#### SHORT TASK:
From the records below, copy every line that contains the word "this".

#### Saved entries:
━━━━━━━━━━━━━━━━━━━━━━━━━━━━━━

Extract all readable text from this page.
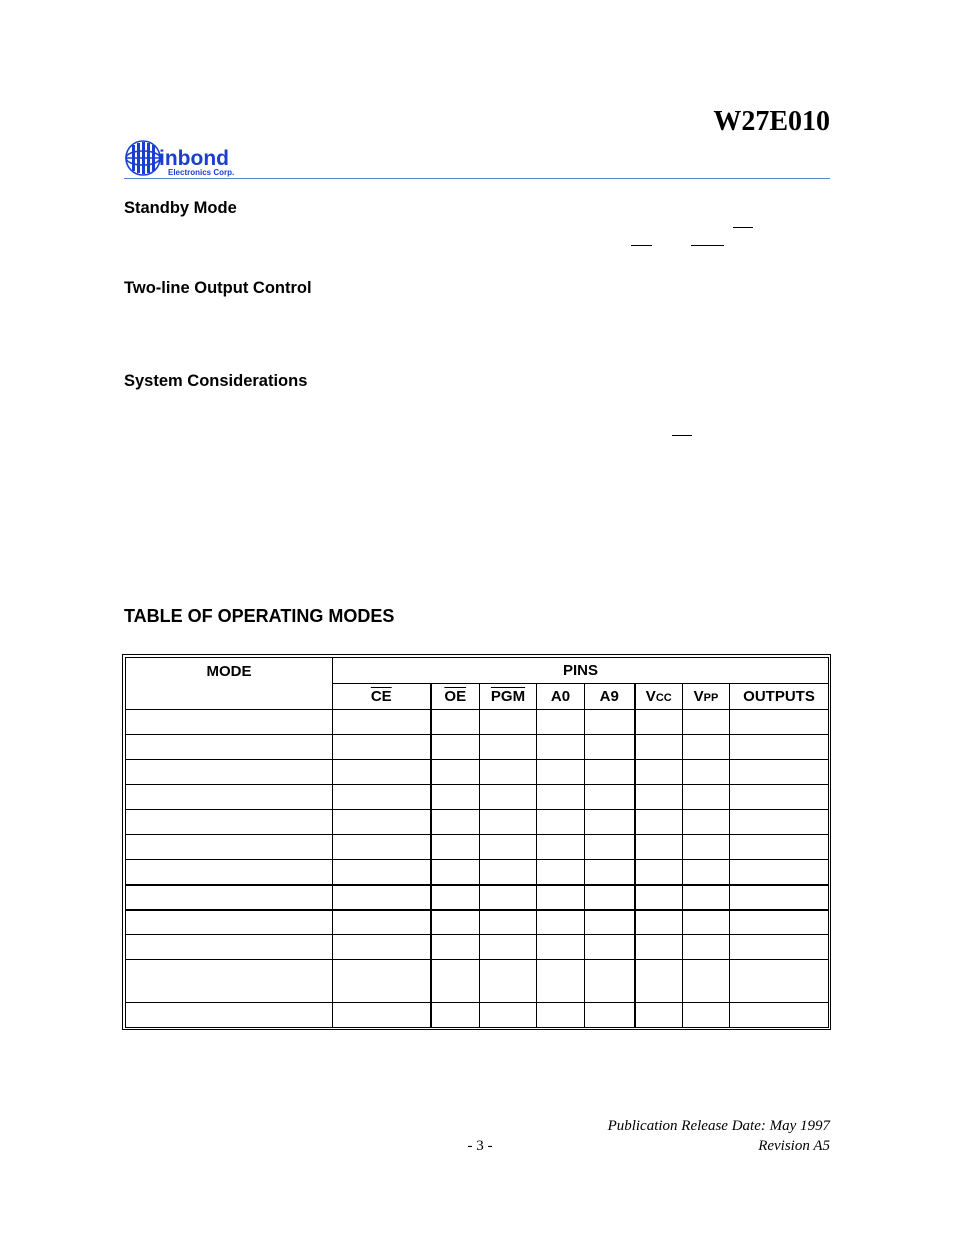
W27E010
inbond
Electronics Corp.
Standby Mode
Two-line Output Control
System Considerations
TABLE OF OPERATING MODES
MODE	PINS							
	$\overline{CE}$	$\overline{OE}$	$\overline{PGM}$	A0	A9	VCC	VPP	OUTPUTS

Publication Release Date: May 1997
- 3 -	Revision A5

━━━━━━━━━━━━━━━━━━━━━━━━━━━━━━

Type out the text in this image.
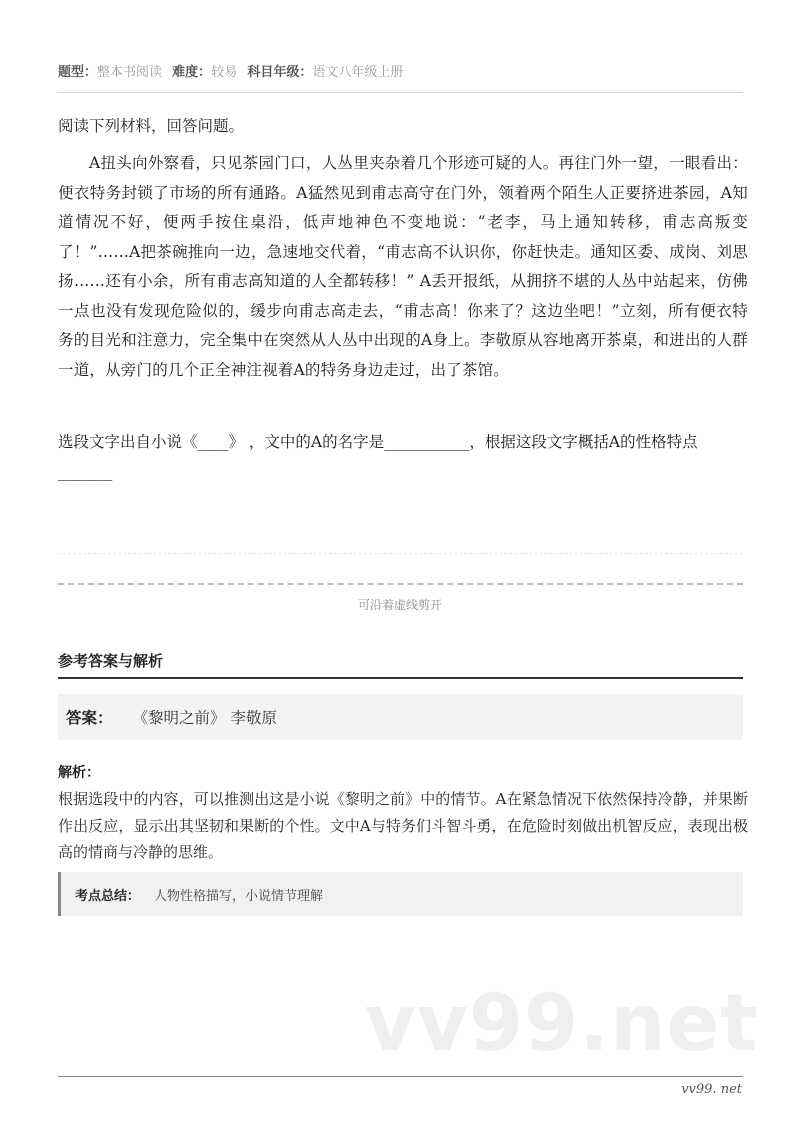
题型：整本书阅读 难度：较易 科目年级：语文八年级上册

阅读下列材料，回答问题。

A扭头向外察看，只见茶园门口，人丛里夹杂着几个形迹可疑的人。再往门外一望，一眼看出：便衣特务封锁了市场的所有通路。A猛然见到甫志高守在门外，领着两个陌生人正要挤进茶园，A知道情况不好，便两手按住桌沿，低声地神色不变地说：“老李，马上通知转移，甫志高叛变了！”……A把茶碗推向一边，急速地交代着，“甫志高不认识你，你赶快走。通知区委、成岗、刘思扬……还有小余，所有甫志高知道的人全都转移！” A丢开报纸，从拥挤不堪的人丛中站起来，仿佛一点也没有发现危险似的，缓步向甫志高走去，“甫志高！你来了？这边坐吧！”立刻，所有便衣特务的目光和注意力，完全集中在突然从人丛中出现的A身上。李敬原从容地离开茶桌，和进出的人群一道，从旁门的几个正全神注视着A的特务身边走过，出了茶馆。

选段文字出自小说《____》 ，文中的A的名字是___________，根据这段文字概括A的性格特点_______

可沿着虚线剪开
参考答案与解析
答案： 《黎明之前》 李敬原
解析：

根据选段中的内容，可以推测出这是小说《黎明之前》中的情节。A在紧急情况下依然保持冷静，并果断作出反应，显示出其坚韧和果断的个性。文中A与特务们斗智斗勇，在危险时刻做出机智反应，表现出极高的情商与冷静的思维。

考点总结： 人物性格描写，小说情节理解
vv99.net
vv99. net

━━━━━━━━━━━━━━━━━━━━━━━━━━━━━━

#### WORKED ANSWER:
Extract all readable text from this page.
Type out the text in this image.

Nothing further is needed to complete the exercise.